(Region and label listings)
________________________________________

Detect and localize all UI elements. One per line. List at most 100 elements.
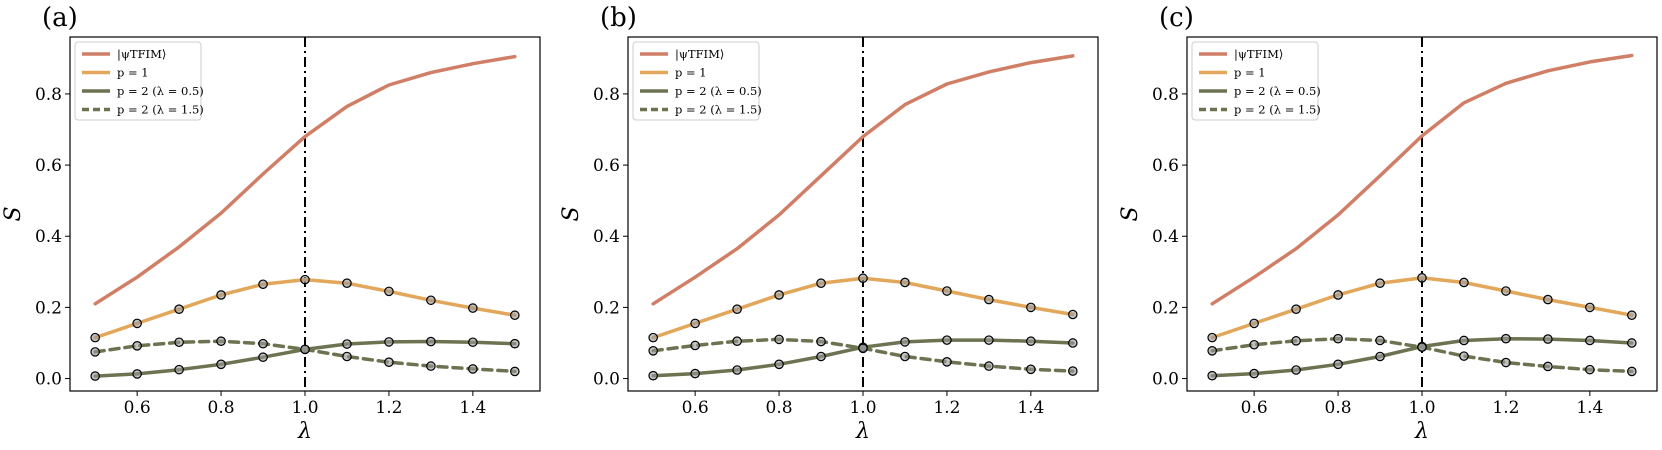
data-point [258, 352, 268, 363]
legend-label-2: p = 1 [117, 66, 149, 80]
x-tick-label: 1.4 [459, 398, 486, 418]
data-point [690, 368, 700, 379]
data-point [1333, 290, 1343, 300]
data-point [216, 290, 226, 300]
data-point [1026, 302, 1036, 313]
x-tick-label: 1.2 [375, 398, 402, 418]
series-line-1 [1210, 53, 1634, 306]
data-point [648, 345, 658, 356]
data-point [1333, 359, 1343, 370]
data-point [1207, 370, 1217, 381]
legend-label-3: p = 2 (λ = 0.5) [1234, 84, 1321, 98]
data-point [384, 337, 394, 347]
data-point [900, 337, 910, 347]
data-point [1249, 318, 1259, 329]
chart-panel-1: (a) 0.6 0.8 1.0 1.2 1.4 0.0 0.2 0.4 0.6 0.8 λ S |ψTFI… [1, 3, 541, 444]
data-point [816, 278, 826, 288]
data-point [132, 341, 142, 351]
data-point [90, 371, 100, 381]
data-point [216, 359, 226, 370]
data-point [1417, 273, 1427, 283]
data-point [384, 286, 394, 297]
data-point [90, 332, 100, 343]
data-point [942, 286, 952, 296]
data-point [648, 332, 658, 343]
data-point [816, 336, 826, 347]
data-point [174, 364, 184, 375]
data-point [942, 335, 952, 345]
legend-label-1: |ψTFIM⟩ [1234, 47, 1283, 62]
data-point [1543, 294, 1553, 305]
data-point [1249, 339, 1259, 350]
y-tick-label: 0.0 [1152, 370, 1179, 390]
y-tick-label: 0.2 [35, 298, 62, 318]
x-tick-label: 0.8 [208, 398, 235, 418]
data-point [1291, 336, 1301, 346]
data-point [258, 338, 268, 349]
x-tick-label: 0.8 [1325, 398, 1352, 418]
legend-label-4: p = 2 (λ = 1.5) [117, 103, 204, 117]
data-point [1585, 302, 1595, 313]
y-tick-label: 0.6 [593, 156, 620, 176]
data-point [1459, 277, 1469, 288]
data-point [468, 337, 478, 348]
data-point [900, 277, 910, 288]
legend-label-4: p = 2 (λ = 1.5) [1234, 103, 1321, 117]
x-tick-label: 0.6 [682, 398, 709, 418]
data-point [1375, 335, 1385, 346]
data-point [900, 351, 910, 362]
data-point [174, 304, 184, 314]
data-point [174, 337, 184, 348]
y-tick-label: 0.8 [35, 85, 62, 105]
data-point [90, 347, 100, 357]
data-point [1068, 366, 1078, 376]
data-point [1501, 333, 1511, 344]
data-point [1207, 332, 1217, 343]
data-point [984, 361, 994, 371]
data-point [1291, 304, 1301, 314]
data-point [1627, 338, 1637, 348]
data-point [774, 290, 784, 300]
legend-label-1: |ψTFIM⟩ [117, 47, 166, 62]
data-point [1026, 364, 1036, 375]
y-tick-label: 0.6 [1152, 156, 1179, 176]
legend-box [1191, 41, 1319, 121]
data-point [858, 343, 868, 354]
data-point [342, 351, 352, 362]
x-tick-label: 0.8 [766, 398, 793, 418]
data-point [132, 318, 142, 329]
y-tick-label: 0.4 [1152, 227, 1179, 247]
data-point [1333, 333, 1343, 344]
data-point [132, 369, 142, 379]
data-point [468, 364, 478, 374]
data-point [510, 338, 520, 349]
data-point [1543, 334, 1553, 344]
data-point [510, 366, 520, 377]
y-tick-label: 0.4 [593, 227, 620, 247]
data-point [1417, 342, 1427, 353]
panel-label: (a) [42, 3, 78, 33]
data-point [816, 351, 826, 362]
data-point [774, 359, 784, 370]
data-point [300, 344, 310, 355]
data-point [384, 357, 394, 367]
legend-label-3: p = 2 (λ = 0.5) [675, 84, 762, 98]
x-axis-label: λ [297, 419, 312, 444]
x-tick-label: 1.0 [291, 398, 318, 418]
y-tick-label: 0.0 [35, 370, 62, 390]
data-point [858, 273, 868, 284]
data-point [216, 336, 226, 346]
data-point [984, 294, 994, 305]
chart-panel-3: (c) 0.6 0.8 1.0 1.2 1.4 0.0 0.2 0.4 0.6 0.8 λ S |ψTFI… [1118, 3, 1658, 444]
legend-label-4: p = 2 (λ = 1.5) [675, 103, 762, 117]
legend-label-2: p = 1 [675, 66, 707, 80]
y-tick-label: 0.2 [1152, 298, 1179, 318]
data-point [1459, 335, 1469, 346]
data-point [1543, 361, 1553, 372]
data-point [690, 340, 700, 351]
data-point [300, 274, 310, 285]
data-point [1068, 309, 1078, 320]
data-point [648, 370, 658, 381]
x-axis-label: λ [855, 419, 870, 444]
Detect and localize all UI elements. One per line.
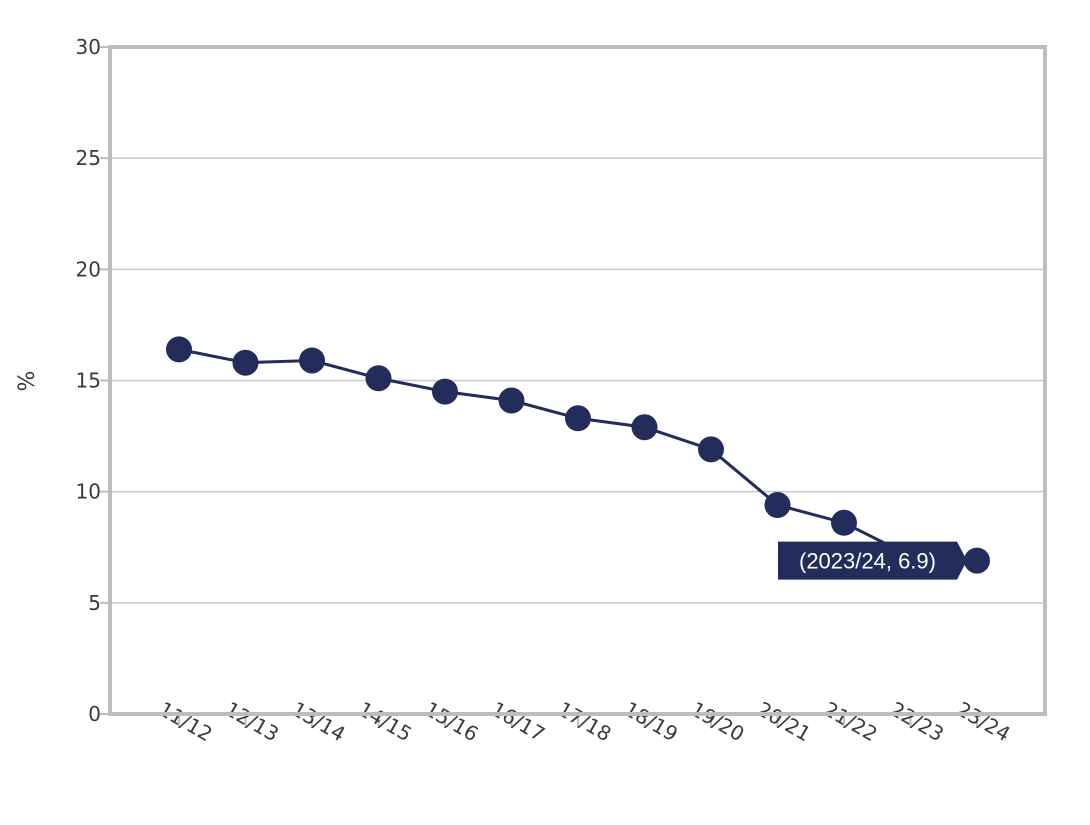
data-point (964, 547, 990, 574)
data-point (631, 414, 658, 441)
tooltip-text: (2023/24, 6.9) (799, 549, 936, 574)
y-tick-label: 5 (88, 591, 101, 615)
data-point (565, 405, 591, 432)
x-tick-label: 23/24 (953, 697, 1015, 747)
plot-frame (108, 45, 1047, 716)
x-tick-label: 15/16 (421, 697, 483, 747)
x-tick-label: 22/23 (886, 697, 948, 747)
y-axis-title: % (15, 371, 40, 392)
y-axis-ticks: 0 5 10 15 20 25 30 (76, 35, 110, 726)
data-point (764, 492, 791, 519)
data-point (432, 378, 458, 405)
y-tick-label: 15 (76, 369, 101, 393)
x-tick-label: 18/19 (620, 697, 682, 747)
x-axis-ticks: 11/12 12/13 13/14 14/15 15/16 16/17 17/18 18/19… (155, 697, 1015, 747)
tooltip: (2023/24, 6.9) (778, 541, 967, 580)
gridlines (110, 157, 1045, 604)
x-tick-label: 11/12 (155, 697, 217, 747)
series-line-group (166, 336, 990, 574)
data-point (232, 349, 259, 376)
data-point (831, 509, 857, 536)
y-tick-label: 10 (76, 480, 101, 504)
y-tick-label: 30 (76, 35, 101, 59)
data-point (299, 347, 325, 374)
y-tick-label: 0 (88, 702, 101, 726)
data-point (166, 336, 192, 363)
x-tick-label: 12/13 (221, 697, 283, 747)
data-point (498, 387, 525, 414)
x-tick-label: 19/20 (687, 697, 749, 747)
x-tick-label: 20/21 (753, 697, 815, 747)
tooltip-background (778, 541, 967, 580)
x-tick-label: 16/17 (487, 697, 549, 747)
data-point (365, 365, 392, 392)
x-tick-label: 17/18 (554, 697, 616, 747)
y-tick-label: 25 (76, 146, 101, 170)
x-tick-label: 14/15 (354, 697, 416, 747)
data-point (698, 436, 724, 463)
y-tick-label: 20 (76, 257, 101, 281)
x-tick-label: 13/14 (288, 697, 350, 747)
x-tick-label: 21/22 (820, 697, 882, 747)
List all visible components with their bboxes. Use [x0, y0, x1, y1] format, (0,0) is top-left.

________________________________________

■ REQUIREMENT ■
Output the lines of all the data above as a numbered list, with blank lines left out and the pictures left out of the answer.

■ TASK ANSWER ■
1. Detect and localize all UI elements. One per line. List at most 100 elements.
2. data-point [258, 352, 268, 363]
3. legend-label-2: p = 1 [117, 66, 149, 80]
4. x-tick-label: 1.4 [459, 398, 486, 418]
5. data-point [690, 368, 700, 379]
6. data-point [1333, 290, 1343, 300]
7. data-point [216, 290, 226, 300]
8. data-point [1026, 302, 1036, 313]
9. x-tick-label: 1.2 [375, 398, 402, 418]
10. series-line-1 [1210, 53, 1634, 306]
11. data-point [648, 345, 658, 356]
12. data-point [1333, 359, 1343, 370]
13. data-point [1207, 370, 1217, 381]
14. legend-label-3: p = 2 (λ = 0.5) [1234, 84, 1321, 98]
15. data-point [384, 337, 394, 347]
16. data-point [900, 337, 910, 347]
17. data-point [1249, 318, 1259, 329]
18. chart-panel-1: (a) 0.6 0.8 1.0 1.2 1.4 0.0 0.2 0.4 0.6 0.8 λ S |ψTFI… [1, 3, 541, 444]
19. data-point [816, 278, 826, 288]
20. data-point [132, 341, 142, 351]
21. data-point [90, 371, 100, 381]
22. data-point [216, 359, 226, 370]
23. data-point [1417, 273, 1427, 283]
24. data-point [384, 286, 394, 297]
25. data-point [90, 332, 100, 343]
26. data-point [942, 286, 952, 296]
27. data-point [648, 332, 658, 343]
28. data-point [816, 336, 826, 347]
29. data-point [174, 364, 184, 375]
30. data-point [942, 335, 952, 345]
31. legend-label-1: |ψTFIM⟩ [1234, 47, 1283, 62]
32. data-point [1543, 294, 1553, 305]
33. data-point [1249, 339, 1259, 350]
34. y-tick-label: 0.0 [1152, 370, 1179, 390]
35. y-tick-label: 0.2 [35, 298, 62, 318]
36. x-tick-label: 0.8 [208, 398, 235, 418]
37. data-point [1291, 336, 1301, 346]
38. data-point [258, 338, 268, 349]
39. x-tick-label: 0.8 [1325, 398, 1352, 418]
40. legend-label-4: p = 2 (λ = 1.5) [117, 103, 204, 117]
41. data-point [1585, 302, 1595, 313]
42. y-tick-label: 0.6 [593, 156, 620, 176]
43. data-point [1459, 277, 1469, 288]
44. data-point [468, 337, 478, 348]
45. data-point [900, 277, 910, 288]
46. legend-label-4: p = 2 (λ = 1.5) [1234, 103, 1321, 117]
47. x-tick-label: 0.6 [682, 398, 709, 418]
48. data-point [1375, 335, 1385, 346]
49. data-point [900, 351, 910, 362]
50. data-point [174, 304, 184, 314]
51. data-point [174, 337, 184, 348]
52. y-tick-label: 0.8 [35, 85, 62, 105]
53. data-point [90, 347, 100, 357]
54. data-point [1068, 366, 1078, 376]
55. data-point [1501, 333, 1511, 344]
56. data-point [1207, 332, 1217, 343]
57. data-point [984, 361, 994, 371]
58. data-point [1291, 304, 1301, 314]
59. data-point [1627, 338, 1637, 348]
60. data-point [774, 290, 784, 300]
61. legend-label-1: |ψTFIM⟩ [117, 47, 166, 62]
62. data-point [1026, 364, 1036, 375]
63. y-tick-label: 0.6 [1152, 156, 1179, 176]
64. legend-box [1191, 41, 1319, 121]
65. data-point [858, 343, 868, 354]
66. data-point [342, 351, 352, 362]
67. x-tick-label: 0.8 [766, 398, 793, 418]
68. data-point [132, 318, 142, 329]
69. y-tick-label: 0.4 [1152, 227, 1179, 247]
70. data-point [1333, 333, 1343, 344]
71. data-point [132, 369, 142, 379]
72. data-point [468, 364, 478, 374]
73. data-point [510, 338, 520, 349]
74. data-point [1543, 334, 1553, 344]
75. data-point [510, 366, 520, 377]
76. y-tick-label: 0.4 [593, 227, 620, 247]
77. data-point [1417, 342, 1427, 353]
78. panel-label: (a) [42, 3, 78, 33]
79. data-point [816, 351, 826, 362]
80. data-point [774, 359, 784, 370]
81. data-point [300, 344, 310, 355]
82. data-point [384, 357, 394, 367]
83. legend-label-3: p = 2 (λ = 0.5) [675, 84, 762, 98]
84. x-axis-label: λ [297, 419, 312, 444]
85. x-tick-label: 1.0 [291, 398, 318, 418]
86. y-tick-label: 0.0 [35, 370, 62, 390]
87. data-point [858, 273, 868, 284]
88. data-point [216, 336, 226, 346]
89. data-point [984, 294, 994, 305]
90. chart-panel-3: (c) 0.6 0.8 1.0 1.2 1.4 0.0 0.2 0.4 0.6 0.8 λ S |ψTFI… [1118, 3, 1658, 444]
91. legend-label-4: p = 2 (λ = 1.5) [675, 103, 762, 117]
92. legend-label-2: p = 1 [675, 66, 707, 80]
93. y-tick-label: 0.2 [1152, 298, 1179, 318]
94. data-point [1459, 335, 1469, 346]
95. data-point [1543, 361, 1553, 372]
96. data-point [690, 340, 700, 351]
97. data-point [300, 274, 310, 285]
98. data-point [1068, 309, 1078, 320]
99. data-point [648, 370, 658, 381]
100. x-axis-label: λ [855, 419, 870, 444]
101. Detect and localize all UI elements. One per line.
102. data-point (964, 547, 990, 574)
103. data-point (631, 414, 658, 441)
104. tooltip-text: (2023/24, 6.9) (799, 549, 936, 574)
105. y-tick-label: 5 (88, 591, 101, 615)
106. data-point (565, 405, 591, 432)
107. x-tick-label: 23/24 (953, 697, 1015, 747)
108. plot-frame (108, 45, 1047, 716)
109. x-tick-label: 15/16 (421, 697, 483, 747)
110. x-tick-label: 22/23 (886, 697, 948, 747)
111. y-axis-title: % (15, 371, 40, 392)
112. y-axis-ticks: 0 5 10 15 20 25 30 (76, 35, 110, 726)
113. data-point (764, 492, 791, 519)
114. data-point (432, 378, 458, 405)
115. y-tick-label: 15 (76, 369, 101, 393)
116. x-tick-label: 18/19 (620, 697, 682, 747)
117. x-axis-ticks: 11/12 12/13 13/14 14/15 15/16 16/17 17/18 18/19… (155, 697, 1015, 747)
118. tooltip: (2023/24, 6.9) (778, 541, 967, 580)
119. gridlines (110, 157, 1045, 604)
120. x-tick-label: 11/12 (155, 697, 217, 747)
121. series-line-group (166, 336, 990, 574)
122. data-point (232, 349, 259, 376)
123. data-point (831, 509, 857, 536)
124. y-tick-label: 10 (76, 480, 101, 504)
125. y-tick-label: 30 (76, 35, 101, 59)
126. data-point (299, 347, 325, 374)
127. y-tick-label: 0 (88, 702, 101, 726)
128. data-point (166, 336, 192, 363)
129. x-tick-label: 12/13 (221, 697, 283, 747)
130. data-point (498, 387, 525, 414)
131. x-tick-label: 19/20 (687, 697, 749, 747)
132. x-tick-label: 20/21 (753, 697, 815, 747)
133. tooltip-background (778, 541, 967, 580)
134. x-tick-label: 16/17 (487, 697, 549, 747)
135. data-point (365, 365, 392, 392)
136. x-tick-label: 17/18 (554, 697, 616, 747)
137. y-tick-label: 25 (76, 146, 101, 170)
138. x-tick-label: 14/15 (354, 697, 416, 747)
139. data-point (698, 436, 724, 463)
140. y-tick-label: 20 (76, 257, 101, 281)
141. x-tick-label: 13/14 (288, 697, 350, 747)
142. x-tick-label: 21/22 (820, 697, 882, 747)
143. List all visible components with their bboxes. Use [x0, y0, x1, y1] format, (0,0) is top-left.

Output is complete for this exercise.